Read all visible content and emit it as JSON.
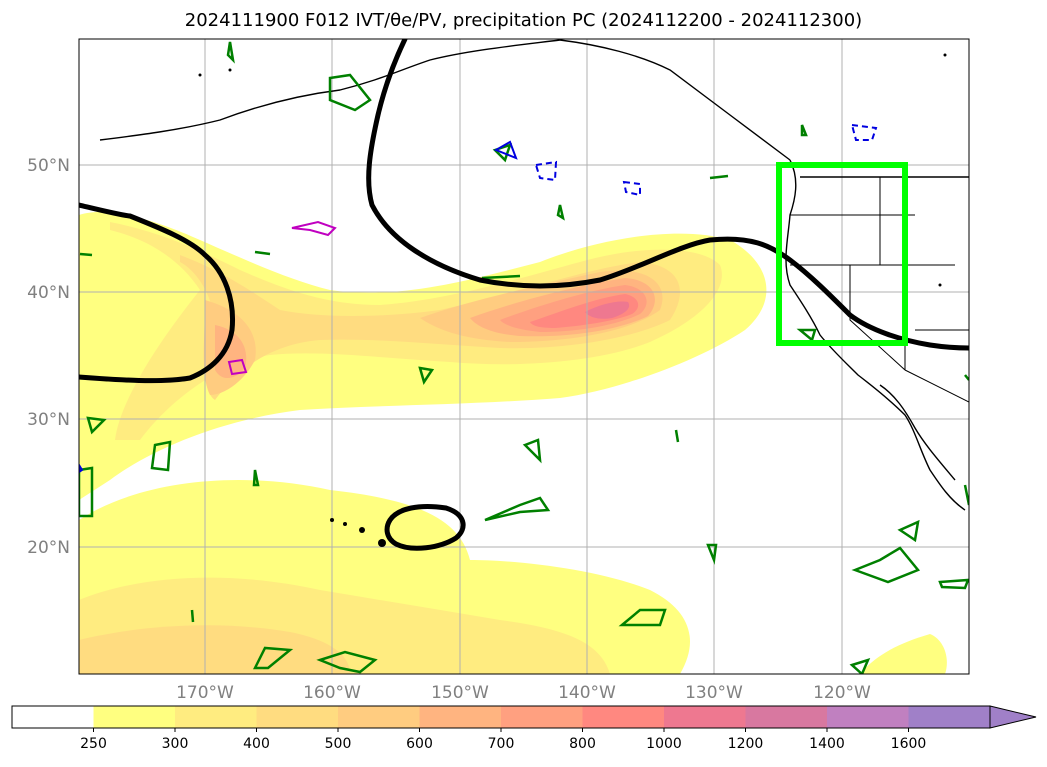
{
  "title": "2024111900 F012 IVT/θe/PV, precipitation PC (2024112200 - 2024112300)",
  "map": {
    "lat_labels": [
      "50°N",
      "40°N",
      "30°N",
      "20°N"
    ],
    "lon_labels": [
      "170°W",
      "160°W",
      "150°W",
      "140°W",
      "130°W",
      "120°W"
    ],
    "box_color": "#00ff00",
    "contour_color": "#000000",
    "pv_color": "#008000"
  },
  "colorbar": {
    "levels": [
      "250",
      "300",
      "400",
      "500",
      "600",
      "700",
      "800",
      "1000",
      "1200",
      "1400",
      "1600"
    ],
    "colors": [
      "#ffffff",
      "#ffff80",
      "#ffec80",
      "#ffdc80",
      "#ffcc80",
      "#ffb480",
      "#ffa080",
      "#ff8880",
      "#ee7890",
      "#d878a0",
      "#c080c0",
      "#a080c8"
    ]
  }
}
....................
## [What the task asks]
Retype all the records shown above, character for character. Omit every picture.

## [Result]
Read all visible content and emit it as JSON.
{
  "title": "2024111900 F012 IVT/θe/PV, precipitation PC (2024112200 - 2024112300)",
  "map": {
    "lat_labels": [
      "50°N",
      "40°N",
      "30°N",
      "20°N"
    ],
    "lon_labels": [
      "170°W",
      "160°W",
      "150°W",
      "140°W",
      "130°W",
      "120°W"
    ],
    "box_color": "#00ff00",
    "contour_color": "#000000",
    "pv_color": "#008000"
  },
  "colorbar": {
    "levels": [
      "250",
      "300",
      "400",
      "500",
      "600",
      "700",
      "800",
      "1000",
      "1200",
      "1400",
      "1600"
    ],
    "colors": [
      "#ffffff",
      "#ffff80",
      "#ffec80",
      "#ffdc80",
      "#ffcc80",
      "#ffb480",
      "#ffa080",
      "#ff8880",
      "#ee7890",
      "#d878a0",
      "#c080c0",
      "#a080c8"
    ]
  }
}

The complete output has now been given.